-- Begin --

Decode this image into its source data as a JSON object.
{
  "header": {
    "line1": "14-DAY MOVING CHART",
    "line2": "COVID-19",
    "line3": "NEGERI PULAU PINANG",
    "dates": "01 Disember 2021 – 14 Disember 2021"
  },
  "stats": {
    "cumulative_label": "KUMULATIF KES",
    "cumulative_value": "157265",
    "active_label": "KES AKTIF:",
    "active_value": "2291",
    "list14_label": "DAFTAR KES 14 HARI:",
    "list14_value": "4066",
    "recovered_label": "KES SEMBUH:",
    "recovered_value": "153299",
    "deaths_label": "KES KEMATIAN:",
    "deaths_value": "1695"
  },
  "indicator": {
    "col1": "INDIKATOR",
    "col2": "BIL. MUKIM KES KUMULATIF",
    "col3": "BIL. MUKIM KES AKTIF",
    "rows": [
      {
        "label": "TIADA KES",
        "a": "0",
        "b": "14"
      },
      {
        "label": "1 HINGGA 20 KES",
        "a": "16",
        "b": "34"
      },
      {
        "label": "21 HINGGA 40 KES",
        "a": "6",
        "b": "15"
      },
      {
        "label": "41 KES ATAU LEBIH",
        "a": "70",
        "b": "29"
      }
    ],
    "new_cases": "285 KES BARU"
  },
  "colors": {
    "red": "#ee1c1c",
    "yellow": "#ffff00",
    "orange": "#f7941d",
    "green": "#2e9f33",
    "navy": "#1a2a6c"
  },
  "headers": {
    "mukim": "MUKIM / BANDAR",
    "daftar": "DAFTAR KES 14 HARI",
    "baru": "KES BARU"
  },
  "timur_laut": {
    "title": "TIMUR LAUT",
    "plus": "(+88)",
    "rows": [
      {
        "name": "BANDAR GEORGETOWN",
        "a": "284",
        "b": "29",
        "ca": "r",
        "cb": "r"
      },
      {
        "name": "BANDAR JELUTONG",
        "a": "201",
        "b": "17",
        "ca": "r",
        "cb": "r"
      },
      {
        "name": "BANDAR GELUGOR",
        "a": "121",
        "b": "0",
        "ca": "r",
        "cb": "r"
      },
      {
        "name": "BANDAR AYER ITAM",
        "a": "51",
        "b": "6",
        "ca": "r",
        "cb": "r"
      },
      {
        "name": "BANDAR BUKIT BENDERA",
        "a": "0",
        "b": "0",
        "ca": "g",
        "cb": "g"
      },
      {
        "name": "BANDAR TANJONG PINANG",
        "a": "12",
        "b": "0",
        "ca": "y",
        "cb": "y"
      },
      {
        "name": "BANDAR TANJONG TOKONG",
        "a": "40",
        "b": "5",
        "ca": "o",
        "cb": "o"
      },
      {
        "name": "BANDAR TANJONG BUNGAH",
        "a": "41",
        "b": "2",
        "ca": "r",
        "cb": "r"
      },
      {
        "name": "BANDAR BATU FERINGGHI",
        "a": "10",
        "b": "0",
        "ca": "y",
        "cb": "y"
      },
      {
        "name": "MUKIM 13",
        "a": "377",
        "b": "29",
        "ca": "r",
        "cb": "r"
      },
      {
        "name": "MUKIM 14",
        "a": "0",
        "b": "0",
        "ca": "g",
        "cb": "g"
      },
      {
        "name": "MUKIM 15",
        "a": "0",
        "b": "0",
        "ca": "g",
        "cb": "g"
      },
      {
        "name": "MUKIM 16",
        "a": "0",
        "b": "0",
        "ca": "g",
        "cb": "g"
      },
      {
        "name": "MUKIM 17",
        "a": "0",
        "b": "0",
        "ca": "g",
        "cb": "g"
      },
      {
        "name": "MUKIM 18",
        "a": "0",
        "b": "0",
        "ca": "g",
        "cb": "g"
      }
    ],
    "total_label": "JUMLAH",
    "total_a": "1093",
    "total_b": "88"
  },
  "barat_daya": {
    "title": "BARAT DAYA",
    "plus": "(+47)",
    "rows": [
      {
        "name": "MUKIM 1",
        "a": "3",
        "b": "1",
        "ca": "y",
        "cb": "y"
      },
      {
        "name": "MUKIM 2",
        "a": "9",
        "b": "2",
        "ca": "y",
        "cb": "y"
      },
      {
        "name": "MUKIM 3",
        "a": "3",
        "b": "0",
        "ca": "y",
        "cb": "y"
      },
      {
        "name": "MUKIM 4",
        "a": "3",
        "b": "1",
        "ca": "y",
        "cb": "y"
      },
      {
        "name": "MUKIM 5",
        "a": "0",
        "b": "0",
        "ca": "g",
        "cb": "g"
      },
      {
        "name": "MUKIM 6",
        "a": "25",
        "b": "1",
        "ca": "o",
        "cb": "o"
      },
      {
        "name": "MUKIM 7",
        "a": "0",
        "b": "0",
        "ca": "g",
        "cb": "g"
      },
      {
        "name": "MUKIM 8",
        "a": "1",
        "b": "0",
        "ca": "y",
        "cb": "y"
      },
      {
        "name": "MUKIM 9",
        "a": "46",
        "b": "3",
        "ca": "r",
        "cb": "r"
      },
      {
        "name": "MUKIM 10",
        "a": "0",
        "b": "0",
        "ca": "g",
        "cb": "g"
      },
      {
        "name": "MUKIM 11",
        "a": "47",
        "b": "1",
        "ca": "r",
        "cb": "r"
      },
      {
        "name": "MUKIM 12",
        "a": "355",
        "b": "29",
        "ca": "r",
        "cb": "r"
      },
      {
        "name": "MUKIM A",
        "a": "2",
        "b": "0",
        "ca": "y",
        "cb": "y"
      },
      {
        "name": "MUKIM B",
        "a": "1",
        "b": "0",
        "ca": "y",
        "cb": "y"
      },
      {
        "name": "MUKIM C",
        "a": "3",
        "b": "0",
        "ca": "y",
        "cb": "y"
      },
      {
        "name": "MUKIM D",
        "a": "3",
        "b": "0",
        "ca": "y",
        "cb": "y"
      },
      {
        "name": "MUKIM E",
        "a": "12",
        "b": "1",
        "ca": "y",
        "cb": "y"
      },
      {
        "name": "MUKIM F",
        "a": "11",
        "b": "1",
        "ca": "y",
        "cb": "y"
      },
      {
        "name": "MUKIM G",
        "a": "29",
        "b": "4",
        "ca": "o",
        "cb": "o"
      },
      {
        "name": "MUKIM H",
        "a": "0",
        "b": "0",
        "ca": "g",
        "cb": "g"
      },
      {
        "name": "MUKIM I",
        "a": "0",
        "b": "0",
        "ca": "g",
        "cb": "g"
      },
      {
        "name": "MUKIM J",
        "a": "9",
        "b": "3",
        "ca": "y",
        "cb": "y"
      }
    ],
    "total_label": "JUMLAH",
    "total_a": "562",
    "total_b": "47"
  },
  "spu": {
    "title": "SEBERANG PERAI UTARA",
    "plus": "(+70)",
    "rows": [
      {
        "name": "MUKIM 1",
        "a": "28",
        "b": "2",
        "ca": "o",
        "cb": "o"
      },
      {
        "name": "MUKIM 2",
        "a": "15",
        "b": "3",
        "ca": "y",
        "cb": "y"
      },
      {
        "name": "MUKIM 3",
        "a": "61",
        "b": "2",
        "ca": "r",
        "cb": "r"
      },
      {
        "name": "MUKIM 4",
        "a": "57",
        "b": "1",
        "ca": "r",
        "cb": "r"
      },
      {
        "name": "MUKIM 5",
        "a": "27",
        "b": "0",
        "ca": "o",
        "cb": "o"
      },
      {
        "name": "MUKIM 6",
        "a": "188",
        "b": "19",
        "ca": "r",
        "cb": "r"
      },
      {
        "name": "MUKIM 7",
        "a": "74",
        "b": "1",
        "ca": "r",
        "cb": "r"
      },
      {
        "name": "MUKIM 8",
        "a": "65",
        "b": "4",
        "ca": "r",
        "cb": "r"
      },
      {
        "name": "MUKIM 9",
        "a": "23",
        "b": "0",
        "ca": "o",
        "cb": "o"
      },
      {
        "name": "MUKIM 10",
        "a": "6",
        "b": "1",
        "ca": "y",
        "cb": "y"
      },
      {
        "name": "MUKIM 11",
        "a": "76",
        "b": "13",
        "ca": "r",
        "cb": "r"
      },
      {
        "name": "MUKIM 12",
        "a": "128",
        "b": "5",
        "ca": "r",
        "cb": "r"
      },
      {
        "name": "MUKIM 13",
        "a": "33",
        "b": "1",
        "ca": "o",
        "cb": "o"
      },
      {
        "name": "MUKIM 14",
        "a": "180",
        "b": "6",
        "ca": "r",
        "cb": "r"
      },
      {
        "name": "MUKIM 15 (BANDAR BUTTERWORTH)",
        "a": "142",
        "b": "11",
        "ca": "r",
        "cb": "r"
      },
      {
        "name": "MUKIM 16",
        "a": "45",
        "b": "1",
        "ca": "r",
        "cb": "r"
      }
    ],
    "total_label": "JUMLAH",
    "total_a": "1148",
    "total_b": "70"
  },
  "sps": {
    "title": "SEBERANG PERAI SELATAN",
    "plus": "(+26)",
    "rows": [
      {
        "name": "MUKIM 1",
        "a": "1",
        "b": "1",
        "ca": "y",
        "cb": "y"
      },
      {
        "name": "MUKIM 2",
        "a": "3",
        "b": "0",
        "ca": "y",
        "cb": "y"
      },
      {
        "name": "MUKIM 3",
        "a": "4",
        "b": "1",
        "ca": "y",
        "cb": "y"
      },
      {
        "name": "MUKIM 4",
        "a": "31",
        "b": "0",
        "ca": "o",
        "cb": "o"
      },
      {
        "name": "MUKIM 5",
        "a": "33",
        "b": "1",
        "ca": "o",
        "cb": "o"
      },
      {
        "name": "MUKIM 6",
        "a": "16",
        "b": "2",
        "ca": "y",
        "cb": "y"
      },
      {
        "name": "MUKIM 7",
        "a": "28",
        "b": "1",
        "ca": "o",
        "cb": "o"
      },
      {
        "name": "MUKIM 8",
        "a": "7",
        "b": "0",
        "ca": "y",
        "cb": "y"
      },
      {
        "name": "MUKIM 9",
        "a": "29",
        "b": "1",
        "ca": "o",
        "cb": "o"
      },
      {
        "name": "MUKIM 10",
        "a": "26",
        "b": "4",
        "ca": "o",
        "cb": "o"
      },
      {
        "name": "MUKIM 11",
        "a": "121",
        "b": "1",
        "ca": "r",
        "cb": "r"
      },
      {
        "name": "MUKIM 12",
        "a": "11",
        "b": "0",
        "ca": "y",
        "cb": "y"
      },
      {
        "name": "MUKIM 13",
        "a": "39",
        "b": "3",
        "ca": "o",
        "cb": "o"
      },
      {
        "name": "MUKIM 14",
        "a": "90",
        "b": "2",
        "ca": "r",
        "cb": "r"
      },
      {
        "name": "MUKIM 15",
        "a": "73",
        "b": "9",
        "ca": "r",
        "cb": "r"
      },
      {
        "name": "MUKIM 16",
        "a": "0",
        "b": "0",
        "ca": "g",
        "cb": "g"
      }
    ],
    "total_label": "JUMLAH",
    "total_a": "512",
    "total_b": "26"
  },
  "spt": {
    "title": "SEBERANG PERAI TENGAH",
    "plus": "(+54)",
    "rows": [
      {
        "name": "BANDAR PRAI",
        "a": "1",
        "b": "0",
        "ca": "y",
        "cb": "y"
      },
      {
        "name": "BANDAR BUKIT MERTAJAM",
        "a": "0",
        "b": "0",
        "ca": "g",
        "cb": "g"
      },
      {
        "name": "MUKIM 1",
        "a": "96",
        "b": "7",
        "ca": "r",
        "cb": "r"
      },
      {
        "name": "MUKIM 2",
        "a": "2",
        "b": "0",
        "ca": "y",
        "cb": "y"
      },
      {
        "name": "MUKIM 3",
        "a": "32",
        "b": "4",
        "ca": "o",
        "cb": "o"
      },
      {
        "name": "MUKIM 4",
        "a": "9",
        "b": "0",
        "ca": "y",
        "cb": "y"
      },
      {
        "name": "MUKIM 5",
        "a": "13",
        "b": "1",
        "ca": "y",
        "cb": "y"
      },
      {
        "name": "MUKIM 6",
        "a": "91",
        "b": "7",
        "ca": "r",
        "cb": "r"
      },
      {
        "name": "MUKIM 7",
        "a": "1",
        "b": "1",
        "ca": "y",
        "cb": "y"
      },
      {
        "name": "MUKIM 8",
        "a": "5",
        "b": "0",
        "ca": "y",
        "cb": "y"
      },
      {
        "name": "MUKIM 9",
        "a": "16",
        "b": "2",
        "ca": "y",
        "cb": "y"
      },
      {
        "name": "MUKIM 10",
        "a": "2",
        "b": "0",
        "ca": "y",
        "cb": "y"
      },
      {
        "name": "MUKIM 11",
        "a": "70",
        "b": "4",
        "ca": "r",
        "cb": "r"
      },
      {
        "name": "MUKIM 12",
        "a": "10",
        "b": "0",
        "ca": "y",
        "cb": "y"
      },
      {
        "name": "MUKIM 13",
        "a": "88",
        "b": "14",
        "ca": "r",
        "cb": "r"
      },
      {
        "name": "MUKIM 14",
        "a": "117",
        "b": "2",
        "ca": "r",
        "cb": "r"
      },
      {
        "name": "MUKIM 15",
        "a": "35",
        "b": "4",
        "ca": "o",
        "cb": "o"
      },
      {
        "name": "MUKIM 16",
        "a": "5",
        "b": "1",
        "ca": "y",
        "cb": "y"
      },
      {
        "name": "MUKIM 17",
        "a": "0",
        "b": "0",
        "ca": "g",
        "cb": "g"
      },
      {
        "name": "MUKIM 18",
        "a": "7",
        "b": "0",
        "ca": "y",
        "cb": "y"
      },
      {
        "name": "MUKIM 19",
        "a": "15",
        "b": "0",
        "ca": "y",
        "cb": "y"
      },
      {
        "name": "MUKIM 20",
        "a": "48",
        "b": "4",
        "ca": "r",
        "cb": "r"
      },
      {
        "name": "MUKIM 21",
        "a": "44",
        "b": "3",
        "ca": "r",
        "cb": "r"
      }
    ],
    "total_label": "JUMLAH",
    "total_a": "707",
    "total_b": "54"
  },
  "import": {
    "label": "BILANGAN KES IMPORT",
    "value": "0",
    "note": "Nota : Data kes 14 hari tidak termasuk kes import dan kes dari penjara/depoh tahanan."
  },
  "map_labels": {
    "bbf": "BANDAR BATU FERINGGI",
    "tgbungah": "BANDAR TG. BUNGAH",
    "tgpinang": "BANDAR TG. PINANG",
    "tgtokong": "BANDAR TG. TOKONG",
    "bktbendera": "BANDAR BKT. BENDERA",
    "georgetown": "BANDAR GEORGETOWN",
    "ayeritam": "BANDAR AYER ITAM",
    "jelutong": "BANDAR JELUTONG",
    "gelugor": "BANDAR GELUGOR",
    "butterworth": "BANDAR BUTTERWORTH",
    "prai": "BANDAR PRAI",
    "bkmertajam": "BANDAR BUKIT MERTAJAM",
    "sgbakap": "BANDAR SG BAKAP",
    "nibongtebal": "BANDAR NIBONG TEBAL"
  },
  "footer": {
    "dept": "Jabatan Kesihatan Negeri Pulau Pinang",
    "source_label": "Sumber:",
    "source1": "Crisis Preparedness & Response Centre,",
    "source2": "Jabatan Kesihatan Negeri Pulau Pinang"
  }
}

-- End --

Return all lines of the material above in which the word "BUKIT" occurs.

        "name": "BANDAR BUKIT BENDERA",
        "name": "BANDAR BUKIT MERTAJAM",
    "bkmertajam": "BANDAR BUKIT MERTAJAM",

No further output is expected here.